Job:
Transcribe the records exactly. Pictures do not belong in the transcription.

Data lines:
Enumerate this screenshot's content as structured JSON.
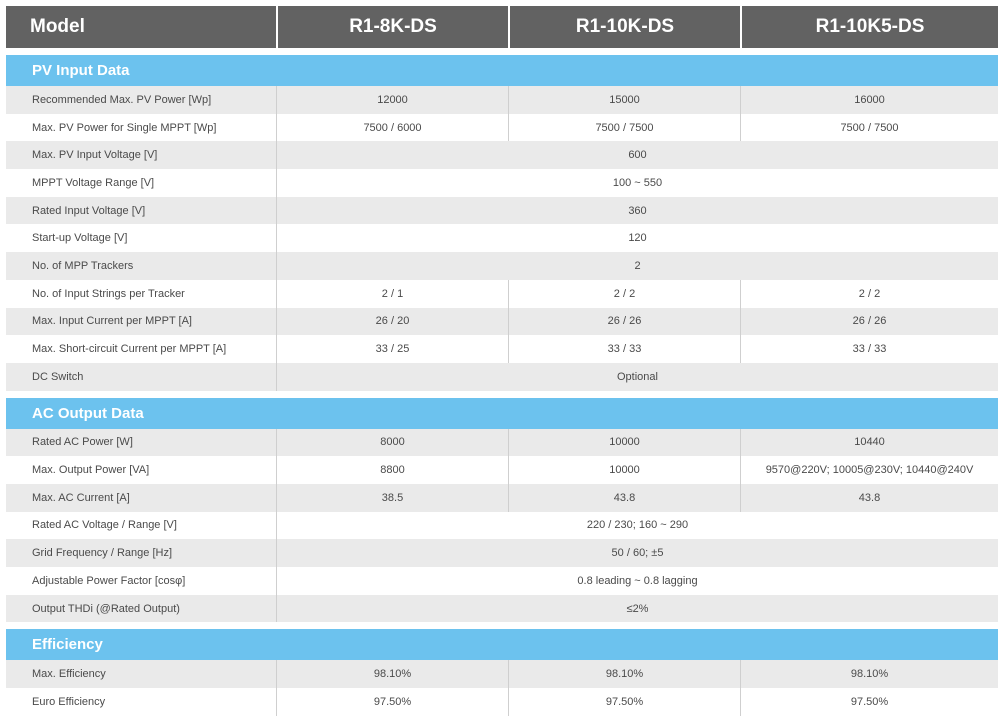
{
  "header": {
    "model_label": "Model",
    "models": [
      "R1-8K-DS",
      "R1-10K-DS",
      "R1-10K5-DS"
    ]
  },
  "sections": [
    {
      "title": "PV Input Data",
      "rows": [
        {
          "label": "Recommended Max. PV Power [Wp]",
          "values": [
            "12000",
            "15000",
            "16000"
          ]
        },
        {
          "label": "Max. PV Power for Single MPPT [Wp]",
          "values": [
            "7500 / 6000",
            "7500 / 7500",
            "7500 / 7500"
          ]
        },
        {
          "label": "Max. PV Input Voltage [V]",
          "span": "600"
        },
        {
          "label": "MPPT Voltage Range [V]",
          "span": "100 ~ 550"
        },
        {
          "label": "Rated Input Voltage [V]",
          "span": "360"
        },
        {
          "label": "Start-up Voltage [V]",
          "span": "120"
        },
        {
          "label": "No. of MPP Trackers",
          "span": "2"
        },
        {
          "label": "No. of Input Strings per Tracker",
          "values": [
            "2 / 1",
            "2 / 2",
            "2 / 2"
          ]
        },
        {
          "label": "Max. Input Current per MPPT [A]",
          "values": [
            "26 / 20",
            "26 / 26",
            "26 / 26"
          ]
        },
        {
          "label": "Max. Short-circuit Current per MPPT [A]",
          "values": [
            "33 / 25",
            "33 / 33",
            "33 / 33"
          ]
        },
        {
          "label": "DC Switch",
          "span": "Optional"
        }
      ]
    },
    {
      "title": "AC Output Data",
      "rows": [
        {
          "label": "Rated AC Power [W]",
          "values": [
            "8000",
            "10000",
            "10440"
          ]
        },
        {
          "label": "Max. Output Power [VA]",
          "values": [
            "8800",
            "10000",
            "9570@220V; 10005@230V; 10440@240V"
          ]
        },
        {
          "label": "Max. AC Current [A]",
          "values": [
            "38.5",
            "43.8",
            "43.8"
          ]
        },
        {
          "label": "Rated AC Voltage / Range [V]",
          "span": "220 / 230; 160 ~ 290"
        },
        {
          "label": "Grid Frequency / Range [Hz]",
          "span": "50 / 60; ±5"
        },
        {
          "label": "Adjustable Power Factor [cosφ]",
          "span": "0.8 leading ~ 0.8 lagging"
        },
        {
          "label": "Output THDi (@Rated Output)",
          "span": "≤2%"
        }
      ]
    },
    {
      "title": "Efficiency",
      "rows": [
        {
          "label": "Max. Efficiency",
          "values": [
            "98.10%",
            "98.10%",
            "98.10%"
          ]
        },
        {
          "label": "Euro Efficiency",
          "values": [
            "97.50%",
            "97.50%",
            "97.50%"
          ]
        }
      ]
    }
  ]
}
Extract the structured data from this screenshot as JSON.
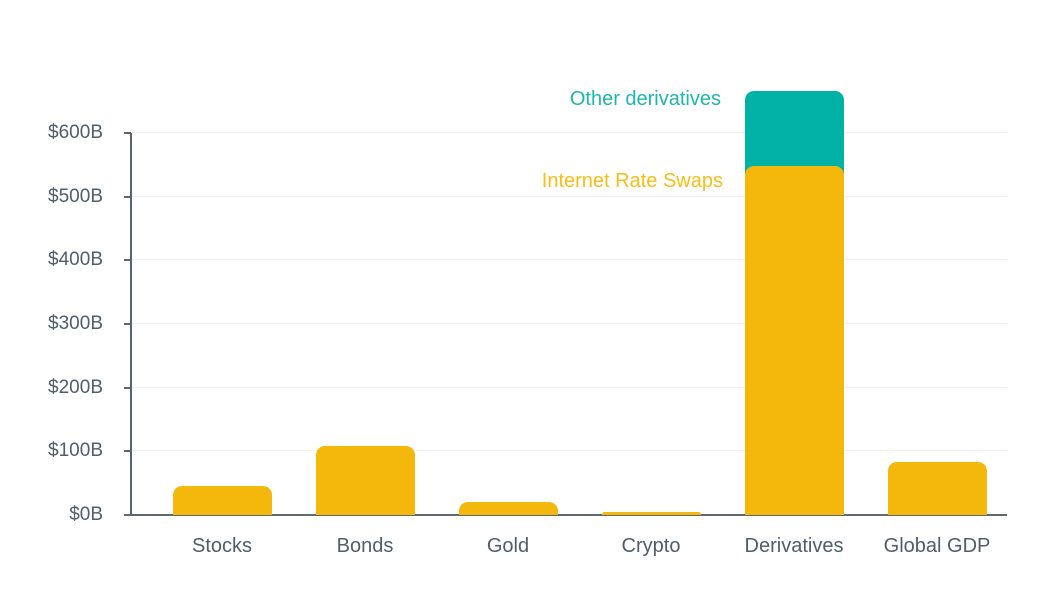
{
  "chart_data": {
    "type": "bar",
    "stacked": true,
    "unit": "USD billions",
    "categories": [
      "Stocks",
      "Bonds",
      "Gold",
      "Crypto",
      "Derivatives",
      "Global GDP"
    ],
    "series": [
      {
        "name": "Internet Rate Swaps",
        "color": "#f4b70b",
        "values": [
          45,
          108,
          21,
          4,
          548,
          83
        ]
      },
      {
        "name": "Other derivatives",
        "color": "#00b2a6",
        "values": [
          0,
          0,
          0,
          0,
          118,
          0
        ]
      }
    ],
    "annotations": [
      {
        "text": "Other derivatives",
        "color": "#1eb7ac"
      },
      {
        "text": "Internet Rate Swaps",
        "color": "#f9bd17"
      }
    ],
    "yticks": [
      {
        "value": 0,
        "label": "$0B"
      },
      {
        "value": 100,
        "label": "$100B"
      },
      {
        "value": 200,
        "label": "$200B"
      },
      {
        "value": 300,
        "label": "$300B"
      },
      {
        "value": 400,
        "label": "$400B"
      },
      {
        "value": 500,
        "label": "$500B"
      },
      {
        "value": 600,
        "label": "$600B"
      }
    ],
    "ylim": [
      0,
      600
    ],
    "grid": true,
    "legend_position": "inline-labels-left-of-derivatives-bar",
    "colors": {
      "axis": "#56646f",
      "tick_label": "#4d5e6c",
      "gridline": "#efefef",
      "background": "#ffffff"
    }
  }
}
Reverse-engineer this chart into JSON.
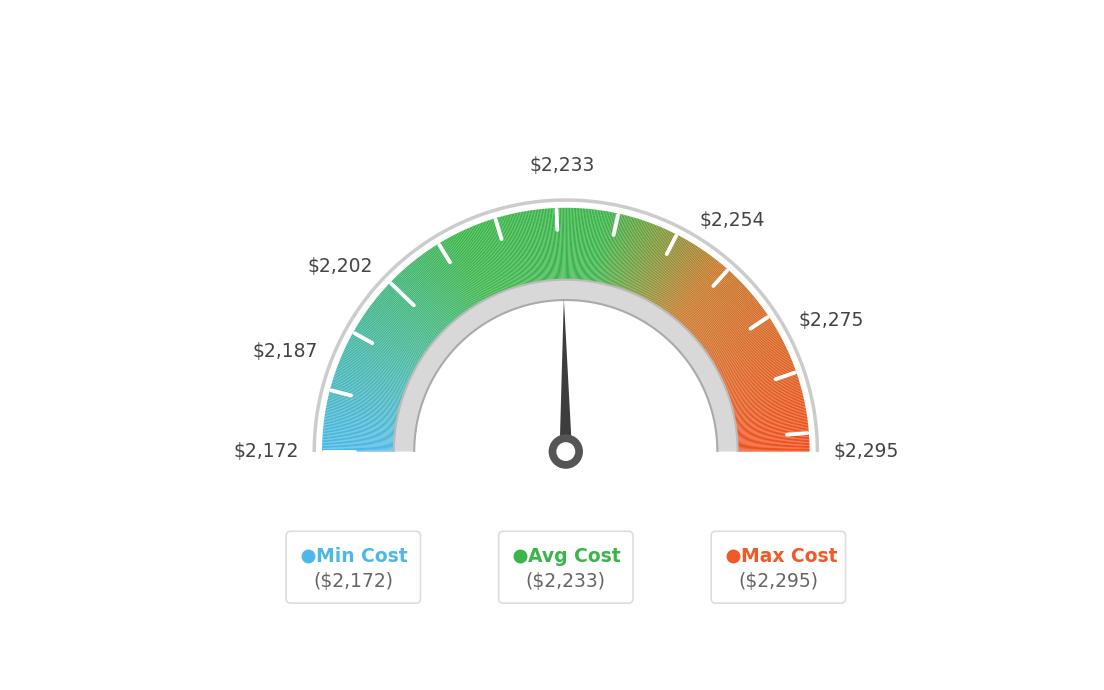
{
  "min_val": 2172,
  "avg_val": 2233,
  "max_val": 2295,
  "tick_values": [
    2172,
    2187,
    2202,
    2233,
    2254,
    2275,
    2295
  ],
  "tick_labels": [
    "$2,172",
    "$2,187",
    "$2,202",
    "$2,233",
    "$2,254",
    "$2,275",
    "$2,295"
  ],
  "legend": [
    {
      "label": "Min Cost",
      "value": "($2,172)",
      "color": "#4db8e8"
    },
    {
      "label": "Avg Cost",
      "value": "($2,233)",
      "color": "#3ab54a"
    },
    {
      "label": "Max Cost",
      "value": "($2,295)",
      "color": "#f05a28"
    }
  ],
  "background_color": "#ffffff",
  "outer_r": 0.78,
  "inner_r": 0.55,
  "needle_value": 2233,
  "color_stops": [
    [
      0.0,
      [
        77,
        184,
        232
      ]
    ],
    [
      0.35,
      [
        58,
        181,
        74
      ]
    ],
    [
      0.55,
      [
        58,
        181,
        74
      ]
    ],
    [
      0.72,
      [
        200,
        120,
        40
      ]
    ],
    [
      1.0,
      [
        240,
        80,
        30
      ]
    ]
  ]
}
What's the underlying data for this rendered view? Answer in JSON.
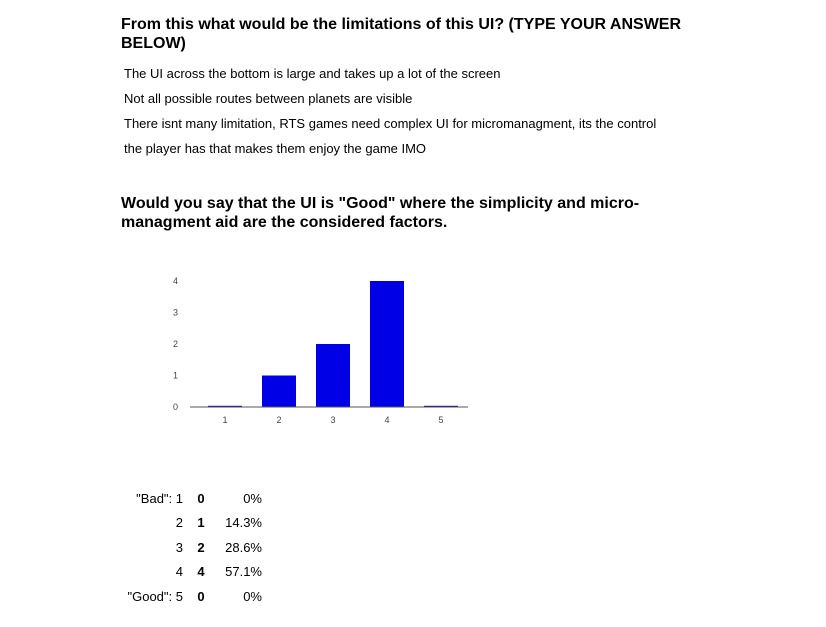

Answer below:
Enumerate this screenshot's content as structured JSON.
{
  "header": {
    "model_label": "Model",
    "models": [
      "R1-8K-DS",
      "R1-10K-DS",
      "R1-10K5-DS"
    ]
  },
  "sections": [
    {
      "title": "PV Input Data",
      "rows": [
        {
          "label": "Recommended Max. PV Power [Wp]",
          "values": [
            "12000",
            "15000",
            "16000"
          ]
        },
        {
          "label": "Max. PV Power for Single MPPT [Wp]",
          "values": [
            "7500 / 6000",
            "7500 / 7500",
            "7500 / 7500"
          ]
        },
        {
          "label": "Max. PV Input Voltage [V]",
          "span": "600"
        },
        {
          "label": "MPPT Voltage Range [V]",
          "span": "100 ~ 550"
        },
        {
          "label": "Rated Input Voltage [V]",
          "span": "360"
        },
        {
          "label": "Start-up Voltage [V]",
          "span": "120"
        },
        {
          "label": "No. of MPP Trackers",
          "span": "2"
        },
        {
          "label": "No. of Input Strings per Tracker",
          "values": [
            "2 / 1",
            "2 / 2",
            "2 / 2"
          ]
        },
        {
          "label": "Max. Input Current per MPPT [A]",
          "values": [
            "26 / 20",
            "26 / 26",
            "26 / 26"
          ]
        },
        {
          "label": "Max. Short-circuit Current per MPPT [A]",
          "values": [
            "33 / 25",
            "33 / 33",
            "33 / 33"
          ]
        },
        {
          "label": "DC Switch",
          "span": "Optional"
        }
      ]
    },
    {
      "title": "AC Output Data",
      "rows": [
        {
          "label": "Rated AC Power [W]",
          "values": [
            "8000",
            "10000",
            "10440"
          ]
        },
        {
          "label": "Max. Output Power [VA]",
          "values": [
            "8800",
            "10000",
            "9570@220V; 10005@230V; 10440@240V"
          ]
        },
        {
          "label": "Max. AC Current [A]",
          "values": [
            "38.5",
            "43.8",
            "43.8"
          ]
        },
        {
          "label": "Rated AC Voltage / Range [V]",
          "span": "220 / 230; 160 ~ 290"
        },
        {
          "label": "Grid Frequency / Range [Hz]",
          "span": "50 / 60; ±5"
        },
        {
          "label": "Adjustable Power Factor [cosφ]",
          "span": "0.8 leading ~ 0.8 lagging"
        },
        {
          "label": "Output THDi (@Rated Output)",
          "span": "≤2%"
        }
      ]
    },
    {
      "title": "Efficiency",
      "rows": [
        {
          "label": "Max. Efficiency",
          "values": [
            "98.10%",
            "98.10%",
            "98.10%"
          ]
        },
        {
          "label": "Euro Efficiency",
          "values": [
            "97.50%",
            "97.50%",
            "97.50%"
          ]
        }
      ]
    }
  ]
}
Extract the structured data from this screenshot as JSON.
{
  "chart_data": {
    "type": "bar",
    "stacked": true,
    "unit": "USD billions",
    "categories": [
      "Stocks",
      "Bonds",
      "Gold",
      "Crypto",
      "Derivatives",
      "Global GDP"
    ],
    "series": [
      {
        "name": "Internet Rate Swaps",
        "color": "#f4b70b",
        "values": [
          45,
          108,
          21,
          4,
          548,
          83
        ]
      },
      {
        "name": "Other derivatives",
        "color": "#00b2a6",
        "values": [
          0,
          0,
          0,
          0,
          118,
          0
        ]
      }
    ],
    "annotations": [
      {
        "text": "Other derivatives",
        "color": "#1eb7ac"
      },
      {
        "text": "Internet Rate Swaps",
        "color": "#f9bd17"
      }
    ],
    "yticks": [
      {
        "value": 0,
        "label": "$0B"
      },
      {
        "value": 100,
        "label": "$100B"
      },
      {
        "value": 200,
        "label": "$200B"
      },
      {
        "value": 300,
        "label": "$300B"
      },
      {
        "value": 400,
        "label": "$400B"
      },
      {
        "value": 500,
        "label": "$500B"
      },
      {
        "value": 600,
        "label": "$600B"
      }
    ],
    "ylim": [
      0,
      600
    ],
    "grid": true,
    "legend_position": "inline-labels-left-of-derivatives-bar",
    "colors": {
      "axis": "#56646f",
      "tick_label": "#4d5e6c",
      "gridline": "#efefef",
      "background": "#ffffff"
    }
  }
}
Reverse-engineer this chart into JSON.
{
  "min_val": 2172,
  "avg_val": 2233,
  "max_val": 2295,
  "tick_values": [
    2172,
    2187,
    2202,
    2233,
    2254,
    2275,
    2295
  ],
  "tick_labels": [
    "$2,172",
    "$2,187",
    "$2,202",
    "$2,233",
    "$2,254",
    "$2,275",
    "$2,295"
  ],
  "legend": [
    {
      "label": "Min Cost",
      "value": "($2,172)",
      "color": "#4db8e8"
    },
    {
      "label": "Avg Cost",
      "value": "($2,233)",
      "color": "#3ab54a"
    },
    {
      "label": "Max Cost",
      "value": "($2,295)",
      "color": "#f05a28"
    }
  ],
  "background_color": "#ffffff",
  "outer_r": 0.78,
  "inner_r": 0.55,
  "needle_value": 2233,
  "color_stops": [
    [
      0.0,
      [
        77,
        184,
        232
      ]
    ],
    [
      0.35,
      [
        58,
        181,
        74
      ]
    ],
    [
      0.55,
      [
        58,
        181,
        74
      ]
    ],
    [
      0.72,
      [
        200,
        120,
        40
      ]
    ],
    [
      1.0,
      [
        240,
        80,
        30
      ]
    ]
  ]
}
What's the underlying data for this rendered view? Answer in JSON.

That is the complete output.